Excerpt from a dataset
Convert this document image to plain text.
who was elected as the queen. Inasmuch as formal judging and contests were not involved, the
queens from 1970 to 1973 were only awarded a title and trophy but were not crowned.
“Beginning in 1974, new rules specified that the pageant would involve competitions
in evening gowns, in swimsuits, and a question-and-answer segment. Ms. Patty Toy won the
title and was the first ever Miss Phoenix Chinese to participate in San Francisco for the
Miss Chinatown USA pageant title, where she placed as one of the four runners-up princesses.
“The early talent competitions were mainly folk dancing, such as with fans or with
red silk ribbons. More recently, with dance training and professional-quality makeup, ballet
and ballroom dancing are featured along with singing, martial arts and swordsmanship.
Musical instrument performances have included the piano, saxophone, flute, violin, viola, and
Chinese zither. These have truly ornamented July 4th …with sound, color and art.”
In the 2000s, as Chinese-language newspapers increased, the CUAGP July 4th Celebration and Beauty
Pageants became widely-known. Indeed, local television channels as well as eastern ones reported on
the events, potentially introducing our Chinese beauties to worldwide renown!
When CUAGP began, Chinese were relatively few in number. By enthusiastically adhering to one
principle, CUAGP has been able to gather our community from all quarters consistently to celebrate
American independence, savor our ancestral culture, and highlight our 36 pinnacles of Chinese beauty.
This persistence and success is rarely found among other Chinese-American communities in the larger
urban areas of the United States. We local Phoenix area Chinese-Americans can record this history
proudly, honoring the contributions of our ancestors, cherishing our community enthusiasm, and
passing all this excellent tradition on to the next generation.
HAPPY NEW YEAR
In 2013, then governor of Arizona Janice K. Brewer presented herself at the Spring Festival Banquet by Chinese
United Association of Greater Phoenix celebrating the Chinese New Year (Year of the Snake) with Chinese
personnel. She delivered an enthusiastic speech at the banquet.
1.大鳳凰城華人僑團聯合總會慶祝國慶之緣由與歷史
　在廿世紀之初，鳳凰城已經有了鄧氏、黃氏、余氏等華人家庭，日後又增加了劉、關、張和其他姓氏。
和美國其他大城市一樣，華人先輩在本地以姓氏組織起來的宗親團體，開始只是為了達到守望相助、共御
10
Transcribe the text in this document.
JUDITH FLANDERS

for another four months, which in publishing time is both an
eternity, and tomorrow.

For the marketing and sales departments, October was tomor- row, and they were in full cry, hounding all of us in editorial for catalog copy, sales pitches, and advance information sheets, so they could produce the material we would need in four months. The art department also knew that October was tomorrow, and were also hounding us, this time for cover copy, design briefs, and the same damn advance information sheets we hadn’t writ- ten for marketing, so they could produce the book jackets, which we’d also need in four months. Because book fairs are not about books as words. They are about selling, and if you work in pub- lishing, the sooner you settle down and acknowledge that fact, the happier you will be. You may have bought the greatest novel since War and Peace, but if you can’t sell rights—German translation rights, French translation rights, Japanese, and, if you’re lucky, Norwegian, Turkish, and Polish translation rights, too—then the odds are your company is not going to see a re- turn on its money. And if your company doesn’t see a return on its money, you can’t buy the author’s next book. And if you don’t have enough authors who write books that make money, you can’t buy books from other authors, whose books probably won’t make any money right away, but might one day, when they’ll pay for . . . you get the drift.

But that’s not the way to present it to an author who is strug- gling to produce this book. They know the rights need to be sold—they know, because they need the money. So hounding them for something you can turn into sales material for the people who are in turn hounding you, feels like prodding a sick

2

**GIVEN INSTRUCTION**
Return the whole listing exactly.

**REPLY**
Convert this document image to plain text.
who was elected as the queen. Inasmuch as formal judging and contests were not involved, the
queens from 1970 to 1973 were only awarded a title and trophy but were not crowned.
“Beginning in 1974, new rules specified that the pageant would involve competitions
in evening gowns, in swimsuits, and a question-and-answer segment. Ms. Patty Toy won the
title and was the first ever Miss Phoenix Chinese to participate in San Francisco for the
Miss Chinatown USA pageant title, where she placed as one of the four runners-up princesses.
“The early talent competitions were mainly folk dancing, such as with fans or with
red silk ribbons. More recently, with dance training and professional-quality makeup, ballet
and ballroom dancing are featured along with singing, martial arts and swordsmanship.
Musical instrument performances have included the piano, saxophone, flute, violin, viola, and
Chinese zither. These have truly ornamented July 4th …with sound, color and art.”
In the 2000s, as Chinese-language newspapers increased, the CUAGP July 4th Celebration and Beauty
Pageants became widely-known. Indeed, local television channels as well as eastern ones reported on
the events, potentially introducing our Chinese beauties to worldwide renown!
When CUAGP began, Chinese were relatively few in number. By enthusiastically adhering to one
principle, CUAGP has been able to gather our community from all quarters consistently to celebrate
American independence, savor our ancestral culture, and highlight our 36 pinnacles of Chinese beauty.
This persistence and success is rarely found among other Chinese-American communities in the larger
urban areas of the United States. We local Phoenix area Chinese-Americans can record this history
proudly, honoring the contributions of our ancestors, cherishing our community enthusiasm, and
passing all this excellent tradition on to the next generation.
HAPPY NEW YEAR
In 2013, then governor of Arizona Janice K. Brewer presented herself at the Spring Festival Banquet by Chinese
United Association of Greater Phoenix celebrating the Chinese New Year (Year of the Snake) with Chinese
personnel. She delivered an enthusiastic speech at the banquet.
1.大鳳凰城華人僑團聯合總會慶祝國慶之緣由與歷史
　在廿世紀之初，鳳凰城已經有了鄧氏、黃氏、余氏等華人家庭，日後又增加了劉、關、張和其他姓氏。
和美國其他大城市一樣，華人先輩在本地以姓氏組織起來的宗親團體，開始只是為了達到守望相助、共御
10
Transcribe the text in this document.
JUDITH FLANDERS

for another four months, which in publishing time is both an
eternity, and tomorrow.

For the marketing and sales departments, October was tomor- row, and they were in full cry, hounding all of us in editorial for catalog copy, sales pitches, and advance information sheets, so they could produce the material we would need in four months. The art department also knew that October was tomorrow, and were also hounding us, this time for cover copy, design briefs, and the same damn advance information sheets we hadn’t writ- ten for marketing, so they could produce the book jackets, which we’d also need in four months. Because book fairs are not about books as words. They are about selling, and if you work in pub- lishing, the sooner you settle down and acknowledge that fact, the happier you will be. You may have bought the greatest novel since War and Peace, but if you can’t sell rights—German translation rights, French translation rights, Japanese, and, if you’re lucky, Norwegian, Turkish, and Polish translation rights, too—then the odds are your company is not going to see a re- turn on its money. And if your company doesn’t see a return on its money, you can’t buy the author’s next book. And if you don’t have enough authors who write books that make money, you can’t buy books from other authors, whose books probably won’t make any money right away, but might one day, when they’ll pay for . . . you get the drift.

But that’s not the way to present it to an author who is strug- gling to produce this book. They know the rights need to be sold—they know, because they need the money. So hounding them for something you can turn into sales material for the people who are in turn hounding you, feels like prodding a sick

2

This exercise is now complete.